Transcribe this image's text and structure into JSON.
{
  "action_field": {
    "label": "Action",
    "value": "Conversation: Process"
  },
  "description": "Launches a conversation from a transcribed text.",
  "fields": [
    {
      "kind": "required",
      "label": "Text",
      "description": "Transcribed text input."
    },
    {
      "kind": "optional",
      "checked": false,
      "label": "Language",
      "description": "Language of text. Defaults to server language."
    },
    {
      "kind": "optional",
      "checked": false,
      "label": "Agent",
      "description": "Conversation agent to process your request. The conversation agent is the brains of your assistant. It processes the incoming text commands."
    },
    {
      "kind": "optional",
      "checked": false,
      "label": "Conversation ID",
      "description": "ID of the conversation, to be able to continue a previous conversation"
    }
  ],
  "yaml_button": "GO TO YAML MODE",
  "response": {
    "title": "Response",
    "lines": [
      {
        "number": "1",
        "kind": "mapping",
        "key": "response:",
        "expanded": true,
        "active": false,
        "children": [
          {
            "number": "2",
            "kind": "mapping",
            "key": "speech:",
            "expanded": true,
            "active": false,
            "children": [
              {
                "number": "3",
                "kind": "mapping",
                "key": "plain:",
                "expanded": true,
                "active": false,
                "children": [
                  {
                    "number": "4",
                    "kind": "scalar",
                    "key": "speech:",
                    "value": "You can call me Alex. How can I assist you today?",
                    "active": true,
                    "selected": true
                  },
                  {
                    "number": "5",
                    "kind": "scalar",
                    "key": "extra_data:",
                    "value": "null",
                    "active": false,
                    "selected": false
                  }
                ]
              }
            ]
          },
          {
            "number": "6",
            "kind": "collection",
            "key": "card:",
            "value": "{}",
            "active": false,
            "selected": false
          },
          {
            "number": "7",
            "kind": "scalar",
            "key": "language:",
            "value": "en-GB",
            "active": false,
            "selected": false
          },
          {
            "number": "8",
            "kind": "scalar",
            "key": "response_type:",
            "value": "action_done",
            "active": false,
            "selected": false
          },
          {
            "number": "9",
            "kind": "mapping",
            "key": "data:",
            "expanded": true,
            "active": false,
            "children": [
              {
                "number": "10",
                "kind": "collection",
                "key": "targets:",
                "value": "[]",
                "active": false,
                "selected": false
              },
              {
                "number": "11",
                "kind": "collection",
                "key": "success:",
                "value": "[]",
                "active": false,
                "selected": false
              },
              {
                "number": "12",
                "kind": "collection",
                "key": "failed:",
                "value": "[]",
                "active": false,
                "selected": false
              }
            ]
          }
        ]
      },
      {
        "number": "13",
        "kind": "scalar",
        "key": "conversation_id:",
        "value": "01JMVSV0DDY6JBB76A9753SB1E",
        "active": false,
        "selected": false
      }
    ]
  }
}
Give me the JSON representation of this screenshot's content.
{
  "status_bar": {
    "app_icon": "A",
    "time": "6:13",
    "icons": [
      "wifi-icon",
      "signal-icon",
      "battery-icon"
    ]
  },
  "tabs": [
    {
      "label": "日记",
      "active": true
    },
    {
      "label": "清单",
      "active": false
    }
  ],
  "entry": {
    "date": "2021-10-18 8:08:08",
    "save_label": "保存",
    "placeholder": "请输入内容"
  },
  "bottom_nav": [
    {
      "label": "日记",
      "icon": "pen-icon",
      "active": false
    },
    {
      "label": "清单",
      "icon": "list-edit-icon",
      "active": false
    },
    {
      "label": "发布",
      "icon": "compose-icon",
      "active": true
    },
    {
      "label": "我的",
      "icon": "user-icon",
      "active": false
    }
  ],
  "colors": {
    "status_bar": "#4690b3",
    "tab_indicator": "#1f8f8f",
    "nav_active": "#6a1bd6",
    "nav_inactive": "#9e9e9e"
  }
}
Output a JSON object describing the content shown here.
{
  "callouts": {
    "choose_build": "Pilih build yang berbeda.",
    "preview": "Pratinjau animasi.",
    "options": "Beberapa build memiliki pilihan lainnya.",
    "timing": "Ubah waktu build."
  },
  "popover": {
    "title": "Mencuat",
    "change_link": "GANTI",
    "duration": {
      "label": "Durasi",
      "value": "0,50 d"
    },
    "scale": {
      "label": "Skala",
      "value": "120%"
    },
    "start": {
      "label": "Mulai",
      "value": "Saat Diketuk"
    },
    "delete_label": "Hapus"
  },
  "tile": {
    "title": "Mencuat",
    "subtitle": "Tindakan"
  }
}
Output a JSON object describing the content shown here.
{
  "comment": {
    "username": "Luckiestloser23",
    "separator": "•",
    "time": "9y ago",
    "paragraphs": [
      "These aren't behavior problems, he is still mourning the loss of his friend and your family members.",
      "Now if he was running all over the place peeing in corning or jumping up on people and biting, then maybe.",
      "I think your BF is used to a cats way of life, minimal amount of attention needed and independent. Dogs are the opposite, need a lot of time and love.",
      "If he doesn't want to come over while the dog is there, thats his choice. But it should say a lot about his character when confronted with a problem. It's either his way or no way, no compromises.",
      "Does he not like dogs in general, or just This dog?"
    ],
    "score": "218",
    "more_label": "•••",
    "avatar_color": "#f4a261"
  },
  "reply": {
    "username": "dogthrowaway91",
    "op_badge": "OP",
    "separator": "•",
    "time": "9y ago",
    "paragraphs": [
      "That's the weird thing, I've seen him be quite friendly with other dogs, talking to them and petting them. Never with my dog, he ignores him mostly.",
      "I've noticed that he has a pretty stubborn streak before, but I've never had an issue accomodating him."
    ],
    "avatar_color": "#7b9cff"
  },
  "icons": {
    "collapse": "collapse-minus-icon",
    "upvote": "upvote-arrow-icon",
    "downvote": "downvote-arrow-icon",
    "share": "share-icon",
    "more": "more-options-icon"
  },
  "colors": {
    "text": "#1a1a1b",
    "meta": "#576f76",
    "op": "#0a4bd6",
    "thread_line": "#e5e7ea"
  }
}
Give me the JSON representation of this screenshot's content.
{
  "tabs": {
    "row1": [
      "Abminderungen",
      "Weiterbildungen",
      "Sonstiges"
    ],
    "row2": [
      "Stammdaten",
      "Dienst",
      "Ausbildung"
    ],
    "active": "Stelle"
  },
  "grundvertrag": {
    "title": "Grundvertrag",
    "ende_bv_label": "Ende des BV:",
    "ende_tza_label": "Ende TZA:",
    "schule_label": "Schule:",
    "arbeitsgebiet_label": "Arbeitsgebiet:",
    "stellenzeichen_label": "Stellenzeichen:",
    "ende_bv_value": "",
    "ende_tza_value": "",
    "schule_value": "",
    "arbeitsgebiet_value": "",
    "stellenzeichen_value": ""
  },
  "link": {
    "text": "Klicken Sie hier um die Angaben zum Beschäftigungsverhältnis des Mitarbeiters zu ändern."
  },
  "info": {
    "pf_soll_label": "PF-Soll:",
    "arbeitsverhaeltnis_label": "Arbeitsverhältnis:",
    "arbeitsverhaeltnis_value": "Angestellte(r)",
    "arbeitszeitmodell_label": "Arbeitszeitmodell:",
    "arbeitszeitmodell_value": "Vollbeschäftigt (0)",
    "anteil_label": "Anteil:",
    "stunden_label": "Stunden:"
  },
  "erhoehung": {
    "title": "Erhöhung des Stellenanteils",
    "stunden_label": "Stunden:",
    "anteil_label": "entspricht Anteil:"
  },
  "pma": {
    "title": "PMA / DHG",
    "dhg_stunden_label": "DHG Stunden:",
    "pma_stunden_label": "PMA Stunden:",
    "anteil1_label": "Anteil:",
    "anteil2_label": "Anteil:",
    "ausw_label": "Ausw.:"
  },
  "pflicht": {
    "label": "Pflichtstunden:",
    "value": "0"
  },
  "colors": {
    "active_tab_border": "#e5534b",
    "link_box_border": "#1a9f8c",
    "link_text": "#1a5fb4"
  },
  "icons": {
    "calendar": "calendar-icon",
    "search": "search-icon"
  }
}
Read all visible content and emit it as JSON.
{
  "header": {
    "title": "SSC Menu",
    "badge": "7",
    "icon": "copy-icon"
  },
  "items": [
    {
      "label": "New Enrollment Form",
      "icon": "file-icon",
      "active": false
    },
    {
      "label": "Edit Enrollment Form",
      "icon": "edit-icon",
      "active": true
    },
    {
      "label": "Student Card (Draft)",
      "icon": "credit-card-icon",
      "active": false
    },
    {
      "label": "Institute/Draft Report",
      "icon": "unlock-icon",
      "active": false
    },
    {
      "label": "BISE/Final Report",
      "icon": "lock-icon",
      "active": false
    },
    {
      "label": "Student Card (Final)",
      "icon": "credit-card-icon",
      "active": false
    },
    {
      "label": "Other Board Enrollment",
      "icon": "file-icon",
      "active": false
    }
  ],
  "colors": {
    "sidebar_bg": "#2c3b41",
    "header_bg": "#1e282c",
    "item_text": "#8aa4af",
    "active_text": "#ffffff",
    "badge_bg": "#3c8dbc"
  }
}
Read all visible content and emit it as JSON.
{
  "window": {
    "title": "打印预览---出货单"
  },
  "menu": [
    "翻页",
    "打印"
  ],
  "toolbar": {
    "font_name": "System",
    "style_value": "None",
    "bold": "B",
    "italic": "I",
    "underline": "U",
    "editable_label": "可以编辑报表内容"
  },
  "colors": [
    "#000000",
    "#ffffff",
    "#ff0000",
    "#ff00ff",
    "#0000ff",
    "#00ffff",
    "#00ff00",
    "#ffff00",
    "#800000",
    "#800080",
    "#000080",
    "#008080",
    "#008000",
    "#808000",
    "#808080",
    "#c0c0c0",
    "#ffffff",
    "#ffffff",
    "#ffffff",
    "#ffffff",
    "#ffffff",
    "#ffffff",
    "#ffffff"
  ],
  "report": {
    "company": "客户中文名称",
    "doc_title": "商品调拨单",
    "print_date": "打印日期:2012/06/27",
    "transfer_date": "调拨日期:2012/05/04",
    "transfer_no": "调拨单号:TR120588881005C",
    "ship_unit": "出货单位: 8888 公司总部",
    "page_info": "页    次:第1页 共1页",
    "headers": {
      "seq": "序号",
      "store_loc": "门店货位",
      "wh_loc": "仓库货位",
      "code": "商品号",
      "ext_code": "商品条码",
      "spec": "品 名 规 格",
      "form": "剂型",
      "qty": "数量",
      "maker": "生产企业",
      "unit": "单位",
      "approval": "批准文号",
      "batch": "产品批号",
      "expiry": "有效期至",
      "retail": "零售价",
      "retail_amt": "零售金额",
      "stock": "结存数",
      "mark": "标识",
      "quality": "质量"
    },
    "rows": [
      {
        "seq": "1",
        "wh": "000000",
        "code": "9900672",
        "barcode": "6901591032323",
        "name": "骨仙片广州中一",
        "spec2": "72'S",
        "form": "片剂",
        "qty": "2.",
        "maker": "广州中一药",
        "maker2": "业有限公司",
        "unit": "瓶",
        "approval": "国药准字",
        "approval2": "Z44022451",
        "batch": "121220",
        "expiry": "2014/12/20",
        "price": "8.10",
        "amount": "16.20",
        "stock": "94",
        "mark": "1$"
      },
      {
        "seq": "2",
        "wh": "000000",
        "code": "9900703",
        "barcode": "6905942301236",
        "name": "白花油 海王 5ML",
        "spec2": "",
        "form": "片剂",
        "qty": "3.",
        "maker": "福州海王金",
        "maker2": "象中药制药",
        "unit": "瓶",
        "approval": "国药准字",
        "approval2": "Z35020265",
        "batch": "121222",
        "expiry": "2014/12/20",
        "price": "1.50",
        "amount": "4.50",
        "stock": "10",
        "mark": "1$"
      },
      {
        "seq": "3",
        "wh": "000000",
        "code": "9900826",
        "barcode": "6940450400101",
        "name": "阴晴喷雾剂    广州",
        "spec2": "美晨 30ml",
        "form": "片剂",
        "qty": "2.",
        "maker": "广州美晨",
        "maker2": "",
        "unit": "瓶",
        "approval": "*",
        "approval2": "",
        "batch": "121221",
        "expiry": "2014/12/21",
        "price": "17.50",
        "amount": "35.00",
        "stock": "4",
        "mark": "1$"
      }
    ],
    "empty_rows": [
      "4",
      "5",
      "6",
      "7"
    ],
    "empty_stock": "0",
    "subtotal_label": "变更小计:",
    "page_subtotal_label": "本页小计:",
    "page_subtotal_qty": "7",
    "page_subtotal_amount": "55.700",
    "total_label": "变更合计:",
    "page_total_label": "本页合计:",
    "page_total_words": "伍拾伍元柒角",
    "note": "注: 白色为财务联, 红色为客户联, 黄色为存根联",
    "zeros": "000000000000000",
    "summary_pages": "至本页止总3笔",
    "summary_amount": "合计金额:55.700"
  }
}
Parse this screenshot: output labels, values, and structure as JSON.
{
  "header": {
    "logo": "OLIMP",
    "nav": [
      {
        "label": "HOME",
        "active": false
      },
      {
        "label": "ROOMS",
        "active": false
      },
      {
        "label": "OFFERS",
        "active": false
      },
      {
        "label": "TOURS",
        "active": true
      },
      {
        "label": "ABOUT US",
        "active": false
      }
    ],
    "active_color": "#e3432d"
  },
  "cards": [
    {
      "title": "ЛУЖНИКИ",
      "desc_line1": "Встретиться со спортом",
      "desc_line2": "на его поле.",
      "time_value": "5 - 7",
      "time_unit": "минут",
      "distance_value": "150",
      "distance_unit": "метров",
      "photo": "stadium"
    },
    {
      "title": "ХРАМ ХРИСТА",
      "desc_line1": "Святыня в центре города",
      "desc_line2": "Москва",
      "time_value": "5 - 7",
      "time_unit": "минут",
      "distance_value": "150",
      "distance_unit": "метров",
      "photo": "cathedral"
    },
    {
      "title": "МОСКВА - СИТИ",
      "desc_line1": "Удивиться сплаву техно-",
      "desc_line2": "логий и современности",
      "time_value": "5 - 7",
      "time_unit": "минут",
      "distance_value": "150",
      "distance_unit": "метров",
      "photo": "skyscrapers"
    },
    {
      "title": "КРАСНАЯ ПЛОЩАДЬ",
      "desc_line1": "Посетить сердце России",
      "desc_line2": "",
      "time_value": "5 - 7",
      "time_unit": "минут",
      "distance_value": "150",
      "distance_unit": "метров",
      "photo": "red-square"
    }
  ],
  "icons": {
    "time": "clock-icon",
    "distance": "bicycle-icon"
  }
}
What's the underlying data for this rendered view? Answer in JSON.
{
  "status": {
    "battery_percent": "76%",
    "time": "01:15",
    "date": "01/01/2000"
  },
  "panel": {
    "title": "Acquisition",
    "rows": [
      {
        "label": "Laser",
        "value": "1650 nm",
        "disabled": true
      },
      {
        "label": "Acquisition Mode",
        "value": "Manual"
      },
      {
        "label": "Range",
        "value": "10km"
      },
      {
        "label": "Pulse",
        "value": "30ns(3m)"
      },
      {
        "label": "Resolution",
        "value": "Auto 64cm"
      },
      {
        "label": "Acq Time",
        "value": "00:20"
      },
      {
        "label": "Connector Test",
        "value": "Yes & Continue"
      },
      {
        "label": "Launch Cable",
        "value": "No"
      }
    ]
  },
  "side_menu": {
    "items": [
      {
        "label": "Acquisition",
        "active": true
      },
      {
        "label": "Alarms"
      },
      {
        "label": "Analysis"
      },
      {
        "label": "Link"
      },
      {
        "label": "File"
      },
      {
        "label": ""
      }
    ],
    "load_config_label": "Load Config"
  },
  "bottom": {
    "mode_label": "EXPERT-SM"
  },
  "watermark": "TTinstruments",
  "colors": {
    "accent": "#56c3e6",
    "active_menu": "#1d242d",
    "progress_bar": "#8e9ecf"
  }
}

What you are asked to do: Check each line above for the word "Final" and copy the ones that have it.

Task solution:
      "label": "BISE/Final Report",
      "label": "Student Card (Final)",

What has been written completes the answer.